**Extracted data**:
--- BEGIN ---

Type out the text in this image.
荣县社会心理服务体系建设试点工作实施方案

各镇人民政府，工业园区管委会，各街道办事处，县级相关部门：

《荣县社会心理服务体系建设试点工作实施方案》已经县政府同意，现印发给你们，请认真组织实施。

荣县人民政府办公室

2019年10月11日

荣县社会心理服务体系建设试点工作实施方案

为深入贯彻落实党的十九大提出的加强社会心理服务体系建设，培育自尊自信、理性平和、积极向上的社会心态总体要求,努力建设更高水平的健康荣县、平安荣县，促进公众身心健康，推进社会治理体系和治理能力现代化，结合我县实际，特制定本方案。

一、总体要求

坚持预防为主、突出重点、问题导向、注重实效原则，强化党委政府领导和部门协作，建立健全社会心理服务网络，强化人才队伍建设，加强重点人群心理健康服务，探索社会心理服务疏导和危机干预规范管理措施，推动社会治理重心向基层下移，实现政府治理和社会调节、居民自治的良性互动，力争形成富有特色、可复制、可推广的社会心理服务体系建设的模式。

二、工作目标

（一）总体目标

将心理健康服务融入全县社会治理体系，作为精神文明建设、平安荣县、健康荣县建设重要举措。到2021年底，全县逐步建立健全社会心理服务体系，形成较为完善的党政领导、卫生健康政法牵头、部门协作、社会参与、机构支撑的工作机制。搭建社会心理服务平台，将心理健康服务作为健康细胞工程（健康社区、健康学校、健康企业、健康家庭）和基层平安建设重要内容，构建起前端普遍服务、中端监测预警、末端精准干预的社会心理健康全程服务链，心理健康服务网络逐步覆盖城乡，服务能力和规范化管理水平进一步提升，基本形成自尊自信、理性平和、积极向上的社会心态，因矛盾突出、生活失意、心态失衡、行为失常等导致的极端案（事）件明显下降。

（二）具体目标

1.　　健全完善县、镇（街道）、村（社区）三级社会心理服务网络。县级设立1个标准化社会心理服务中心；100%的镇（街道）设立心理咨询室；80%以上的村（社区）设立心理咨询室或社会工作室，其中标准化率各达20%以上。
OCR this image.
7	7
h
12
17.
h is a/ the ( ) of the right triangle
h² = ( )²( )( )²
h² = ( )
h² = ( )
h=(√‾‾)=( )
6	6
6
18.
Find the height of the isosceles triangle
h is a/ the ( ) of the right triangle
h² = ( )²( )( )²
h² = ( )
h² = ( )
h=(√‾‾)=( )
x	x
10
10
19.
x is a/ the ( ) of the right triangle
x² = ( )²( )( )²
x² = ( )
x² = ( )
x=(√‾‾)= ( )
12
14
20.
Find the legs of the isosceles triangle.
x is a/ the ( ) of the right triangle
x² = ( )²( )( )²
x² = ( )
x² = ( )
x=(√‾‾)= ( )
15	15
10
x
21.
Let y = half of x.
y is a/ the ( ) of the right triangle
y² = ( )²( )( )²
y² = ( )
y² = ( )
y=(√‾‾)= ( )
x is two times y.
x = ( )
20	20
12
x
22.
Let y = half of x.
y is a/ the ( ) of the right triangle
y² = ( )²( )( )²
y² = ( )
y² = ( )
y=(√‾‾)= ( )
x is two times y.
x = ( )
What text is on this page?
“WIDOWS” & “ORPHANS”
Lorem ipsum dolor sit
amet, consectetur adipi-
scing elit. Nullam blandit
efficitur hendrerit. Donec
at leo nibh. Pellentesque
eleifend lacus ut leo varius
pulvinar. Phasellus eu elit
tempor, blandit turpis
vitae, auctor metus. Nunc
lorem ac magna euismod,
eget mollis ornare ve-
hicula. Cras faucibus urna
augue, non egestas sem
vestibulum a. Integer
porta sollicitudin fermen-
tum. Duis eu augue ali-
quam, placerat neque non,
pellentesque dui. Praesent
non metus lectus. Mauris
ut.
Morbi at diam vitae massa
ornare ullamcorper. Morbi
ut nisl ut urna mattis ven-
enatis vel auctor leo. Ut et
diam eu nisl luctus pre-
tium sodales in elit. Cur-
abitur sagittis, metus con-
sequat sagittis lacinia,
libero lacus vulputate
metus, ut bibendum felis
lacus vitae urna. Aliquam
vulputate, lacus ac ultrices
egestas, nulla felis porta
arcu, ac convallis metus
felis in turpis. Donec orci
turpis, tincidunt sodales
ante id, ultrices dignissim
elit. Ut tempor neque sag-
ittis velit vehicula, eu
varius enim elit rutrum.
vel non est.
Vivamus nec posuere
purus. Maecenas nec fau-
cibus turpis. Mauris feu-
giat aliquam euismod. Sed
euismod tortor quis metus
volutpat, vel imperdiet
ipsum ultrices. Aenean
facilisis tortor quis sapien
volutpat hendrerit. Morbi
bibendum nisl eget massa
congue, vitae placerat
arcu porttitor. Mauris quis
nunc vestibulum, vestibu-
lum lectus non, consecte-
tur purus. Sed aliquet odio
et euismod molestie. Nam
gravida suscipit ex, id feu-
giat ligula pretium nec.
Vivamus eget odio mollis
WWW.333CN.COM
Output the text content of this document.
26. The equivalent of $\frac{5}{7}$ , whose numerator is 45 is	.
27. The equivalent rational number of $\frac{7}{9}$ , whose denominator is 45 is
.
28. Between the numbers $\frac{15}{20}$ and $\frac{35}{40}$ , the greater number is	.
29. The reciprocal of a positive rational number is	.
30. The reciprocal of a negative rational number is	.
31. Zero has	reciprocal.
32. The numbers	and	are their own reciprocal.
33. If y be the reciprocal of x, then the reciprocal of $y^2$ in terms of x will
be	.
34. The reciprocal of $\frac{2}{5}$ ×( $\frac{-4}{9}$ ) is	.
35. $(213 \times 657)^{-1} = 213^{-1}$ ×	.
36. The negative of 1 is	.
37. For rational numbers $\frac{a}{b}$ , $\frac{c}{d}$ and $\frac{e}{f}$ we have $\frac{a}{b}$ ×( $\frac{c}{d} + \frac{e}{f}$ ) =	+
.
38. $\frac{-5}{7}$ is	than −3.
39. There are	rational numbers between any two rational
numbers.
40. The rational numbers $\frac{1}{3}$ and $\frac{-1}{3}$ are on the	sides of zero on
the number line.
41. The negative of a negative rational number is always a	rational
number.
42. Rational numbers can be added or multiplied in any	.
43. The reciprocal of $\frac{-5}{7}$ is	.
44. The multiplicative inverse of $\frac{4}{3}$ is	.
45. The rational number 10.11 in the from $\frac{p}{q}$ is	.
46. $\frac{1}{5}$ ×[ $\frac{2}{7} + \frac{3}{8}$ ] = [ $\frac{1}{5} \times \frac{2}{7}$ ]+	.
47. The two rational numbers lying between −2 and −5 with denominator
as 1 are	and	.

--- END ---

**Required task**: Pick out and copy every line that contains the word "tempor".

**Result**:
tempor, blandit turpis
elit. Ut tempor neque sag-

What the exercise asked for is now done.